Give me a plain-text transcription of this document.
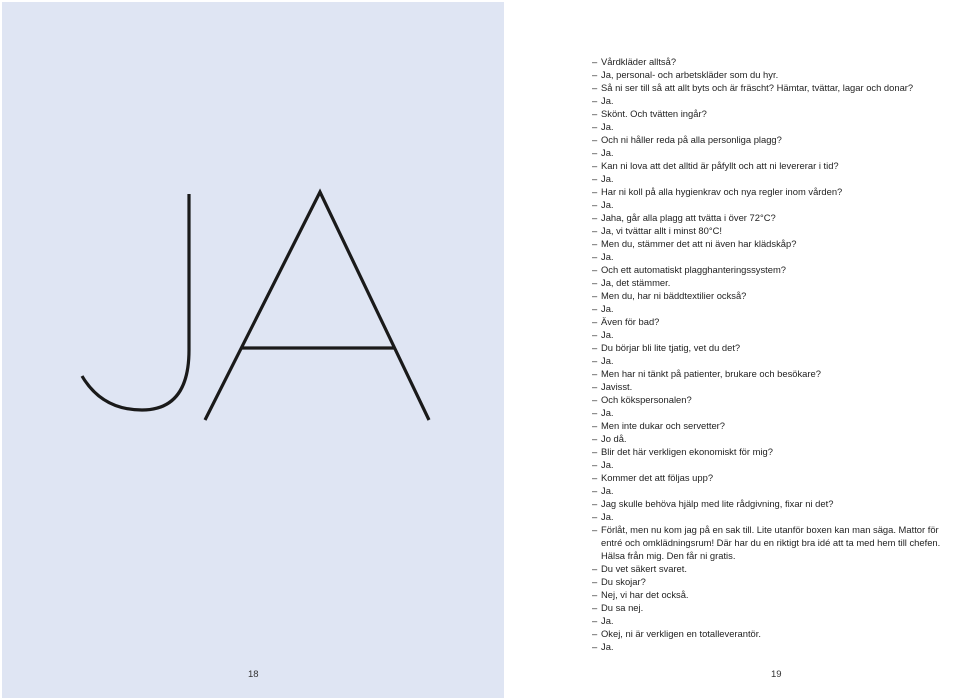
JA
18
– Vårdkläder alltså?
– Ja, personal- och arbetskläder som du hyr.
– Så ni ser till så att allt byts och är fräscht? Hämtar, tvättar, lagar och donar?
– Ja.
– Skönt. Och tvätten ingår?
– Ja.
– Och ni håller reda på alla personliga plagg?
– Ja.
– Kan ni lova att det alltid är påfyllt och att ni levererar i tid?
– Ja.
– Har ni koll på alla hygienkrav och nya regler inom vården?
– Ja.
– Jaha, går alla plagg att tvätta i över 72°C?
– Ja, vi tvättar allt i minst 80°C!
– Men du, stämmer det att ni även har klädskåp?
– Ja.
– Och ett automatiskt plagghanteringssystem?
– Ja, det stämmer.
– Men du, har ni bäddtextilier också?
– Ja.
– Även för bad?
– Ja.
– Du börjar bli lite tjatig, vet du det?
– Ja.
– Men har ni tänkt på patienter, brukare och besökare?
– Javisst.
– Och kökspersonalen?
– Ja.
– Men inte dukar och servetter?
– Jo då.
– Blir det här verkligen ekonomiskt för mig?
– Ja.
– Kommer det att följas upp?
– Ja.
– Jag skulle behöva hjälp med lite rådgivning, fixar ni det?
– Ja.
– Förlåt, men nu kom jag på en sak till. Lite utanför boxen kan man säga. Mattor för entré och omklädningsrum! Där har du en riktigt bra idé att ta med hem till chefen. Hälsa från mig. Den får ni gratis.
– Du vet säkert svaret.
– Du skojar?
– Nej, vi har det också.
– Du sa nej.
– Ja.
– Okej, ni är verkligen en totalleverantör.
– Ja.
19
● ● ● ● ●
Description of the task: Extract the full listing above verbatim; pictures are to be left out of the copy.

Response to the exercise:
Give me a plain-text transcription of this document.
JA
18
– Vårdkläder alltså?
– Ja, personal- och arbetskläder som du hyr.
– Så ni ser till så att allt byts och är fräscht? Hämtar, tvättar, lagar och donar?
– Ja.
– Skönt. Och tvätten ingår?
– Ja.
– Och ni håller reda på alla personliga plagg?
– Ja.
– Kan ni lova att det alltid är påfyllt och att ni levererar i tid?
– Ja.
– Har ni koll på alla hygienkrav och nya regler inom vården?
– Ja.
– Jaha, går alla plagg att tvätta i över 72°C?
– Ja, vi tvättar allt i minst 80°C!
– Men du, stämmer det att ni även har klädskåp?
– Ja.
– Och ett automatiskt plagghanteringssystem?
– Ja, det stämmer.
– Men du, har ni bäddtextilier också?
– Ja.
– Även för bad?
– Ja.
– Du börjar bli lite tjatig, vet du det?
– Ja.
– Men har ni tänkt på patienter, brukare och besökare?
– Javisst.
– Och kökspersonalen?
– Ja.
– Men inte dukar och servetter?
– Jo då.
– Blir det här verkligen ekonomiskt för mig?
– Ja.
– Kommer det att följas upp?
– Ja.
– Jag skulle behöva hjälp med lite rådgivning, fixar ni det?
– Ja.
– Förlåt, men nu kom jag på en sak till. Lite utanför boxen kan man säga. Mattor för entré och omklädningsrum! Där har du en riktigt bra idé att ta med hem till chefen. Hälsa från mig. Den får ni gratis.
– Du vet säkert svaret.
– Du skojar?
– Nej, vi har det också.
– Du sa nej.
– Ja.
– Okej, ni är verkligen en totalleverantör.
– Ja.
19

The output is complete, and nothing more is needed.